STATED TASK — Print the listing below in its entirety, character for character.

DATA SUPPLIED —
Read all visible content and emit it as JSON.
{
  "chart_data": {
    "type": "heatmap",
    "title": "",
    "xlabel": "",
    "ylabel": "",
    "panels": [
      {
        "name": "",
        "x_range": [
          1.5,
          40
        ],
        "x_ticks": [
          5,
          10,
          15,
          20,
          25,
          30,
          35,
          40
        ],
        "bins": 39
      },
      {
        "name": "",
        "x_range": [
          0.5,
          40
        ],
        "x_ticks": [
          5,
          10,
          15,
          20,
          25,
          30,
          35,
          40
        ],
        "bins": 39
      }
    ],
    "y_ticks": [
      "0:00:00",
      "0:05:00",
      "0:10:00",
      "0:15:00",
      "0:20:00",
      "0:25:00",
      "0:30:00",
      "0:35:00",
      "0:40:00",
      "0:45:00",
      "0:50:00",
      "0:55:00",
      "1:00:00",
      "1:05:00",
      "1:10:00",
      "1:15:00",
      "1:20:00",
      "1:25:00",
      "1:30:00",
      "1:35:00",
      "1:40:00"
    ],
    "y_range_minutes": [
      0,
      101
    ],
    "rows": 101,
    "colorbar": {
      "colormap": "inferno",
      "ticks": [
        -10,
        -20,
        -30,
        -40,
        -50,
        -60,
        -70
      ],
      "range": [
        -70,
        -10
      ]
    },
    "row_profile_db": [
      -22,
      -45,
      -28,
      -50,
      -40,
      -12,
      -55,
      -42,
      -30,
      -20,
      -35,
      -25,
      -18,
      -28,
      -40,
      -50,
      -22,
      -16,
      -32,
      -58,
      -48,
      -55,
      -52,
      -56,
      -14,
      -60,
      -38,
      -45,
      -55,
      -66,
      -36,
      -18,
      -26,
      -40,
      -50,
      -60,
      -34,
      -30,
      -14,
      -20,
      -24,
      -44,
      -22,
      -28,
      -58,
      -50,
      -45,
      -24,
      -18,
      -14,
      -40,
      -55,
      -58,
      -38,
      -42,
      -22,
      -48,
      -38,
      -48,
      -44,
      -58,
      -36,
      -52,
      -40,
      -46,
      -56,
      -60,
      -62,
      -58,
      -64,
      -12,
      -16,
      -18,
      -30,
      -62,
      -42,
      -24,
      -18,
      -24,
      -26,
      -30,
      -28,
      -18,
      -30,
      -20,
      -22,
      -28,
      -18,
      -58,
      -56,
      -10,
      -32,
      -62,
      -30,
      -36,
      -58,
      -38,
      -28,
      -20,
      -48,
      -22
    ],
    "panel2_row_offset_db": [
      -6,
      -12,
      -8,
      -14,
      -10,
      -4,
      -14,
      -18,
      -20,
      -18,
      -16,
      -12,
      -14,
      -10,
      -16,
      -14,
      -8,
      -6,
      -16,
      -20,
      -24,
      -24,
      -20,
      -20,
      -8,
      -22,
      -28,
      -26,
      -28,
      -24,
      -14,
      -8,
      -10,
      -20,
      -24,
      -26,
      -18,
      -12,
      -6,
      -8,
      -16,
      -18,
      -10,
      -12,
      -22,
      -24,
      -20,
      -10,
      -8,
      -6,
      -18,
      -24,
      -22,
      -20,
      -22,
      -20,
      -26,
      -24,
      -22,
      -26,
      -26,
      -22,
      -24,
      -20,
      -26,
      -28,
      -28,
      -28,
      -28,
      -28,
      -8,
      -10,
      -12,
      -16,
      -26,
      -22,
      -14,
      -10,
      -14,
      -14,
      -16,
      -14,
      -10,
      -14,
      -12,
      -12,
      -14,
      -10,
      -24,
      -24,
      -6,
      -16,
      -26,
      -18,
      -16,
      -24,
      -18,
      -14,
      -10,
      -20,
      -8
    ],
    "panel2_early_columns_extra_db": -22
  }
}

SOLUTION TO THIS EXERCISE —
Read all visible content and emit it as JSON.
{
  "chart_data": {
    "type": "heatmap",
    "title": "",
    "xlabel": "",
    "ylabel": "",
    "panels": [
      {
        "name": "",
        "x_range": [
          1.5,
          40
        ],
        "x_ticks": [
          5,
          10,
          15,
          20,
          25,
          30,
          35,
          40
        ],
        "bins": 39
      },
      {
        "name": "",
        "x_range": [
          0.5,
          40
        ],
        "x_ticks": [
          5,
          10,
          15,
          20,
          25,
          30,
          35,
          40
        ],
        "bins": 39
      }
    ],
    "y_ticks": [
      "0:00:00",
      "0:05:00",
      "0:10:00",
      "0:15:00",
      "0:20:00",
      "0:25:00",
      "0:30:00",
      "0:35:00",
      "0:40:00",
      "0:45:00",
      "0:50:00",
      "0:55:00",
      "1:00:00",
      "1:05:00",
      "1:10:00",
      "1:15:00",
      "1:20:00",
      "1:25:00",
      "1:30:00",
      "1:35:00",
      "1:40:00"
    ],
    "y_range_minutes": [
      0,
      101
    ],
    "rows": 101,
    "colorbar": {
      "colormap": "inferno",
      "ticks": [
        -10,
        -20,
        -30,
        -40,
        -50,
        -60,
        -70
      ],
      "range": [
        -70,
        -10
      ]
    },
    "row_profile_db": [
      -22,
      -45,
      -28,
      -50,
      -40,
      -12,
      -55,
      -42,
      -30,
      -20,
      -35,
      -25,
      -18,
      -28,
      -40,
      -50,
      -22,
      -16,
      -32,
      -58,
      -48,
      -55,
      -52,
      -56,
      -14,
      -60,
      -38,
      -45,
      -55,
      -66,
      -36,
      -18,
      -26,
      -40,
      -50,
      -60,
      -34,
      -30,
      -14,
      -20,
      -24,
      -44,
      -22,
      -28,
      -58,
      -50,
      -45,
      -24,
      -18,
      -14,
      -40,
      -55,
      -58,
      -38,
      -42,
      -22,
      -48,
      -38,
      -48,
      -44,
      -58,
      -36,
      -52,
      -40,
      -46,
      -56,
      -60,
      -62,
      -58,
      -64,
      -12,
      -16,
      -18,
      -30,
      -62,
      -42,
      -24,
      -18,
      -24,
      -26,
      -30,
      -28,
      -18,
      -30,
      -20,
      -22,
      -28,
      -18,
      -58,
      -56,
      -10,
      -32,
      -62,
      -30,
      -36,
      -58,
      -38,
      -28,
      -20,
      -48,
      -22
    ],
    "panel2_row_offset_db": [
      -6,
      -12,
      -8,
      -14,
      -10,
      -4,
      -14,
      -18,
      -20,
      -18,
      -16,
      -12,
      -14,
      -10,
      -16,
      -14,
      -8,
      -6,
      -16,
      -20,
      -24,
      -24,
      -20,
      -20,
      -8,
      -22,
      -28,
      -26,
      -28,
      -24,
      -14,
      -8,
      -10,
      -20,
      -24,
      -26,
      -18,
      -12,
      -6,
      -8,
      -16,
      -18,
      -10,
      -12,
      -22,
      -24,
      -20,
      -10,
      -8,
      -6,
      -18,
      -24,
      -22,
      -20,
      -22,
      -20,
      -26,
      -24,
      -22,
      -26,
      -26,
      -22,
      -24,
      -20,
      -26,
      -28,
      -28,
      -28,
      -28,
      -28,
      -8,
      -10,
      -12,
      -16,
      -26,
      -22,
      -14,
      -10,
      -14,
      -14,
      -16,
      -14,
      -10,
      -14,
      -12,
      -12,
      -14,
      -10,
      -24,
      -24,
      -6,
      -16,
      -26,
      -18,
      -16,
      -24,
      -18,
      -14,
      -10,
      -20,
      -8
    ],
    "panel2_early_columns_extra_db": -22
  }
}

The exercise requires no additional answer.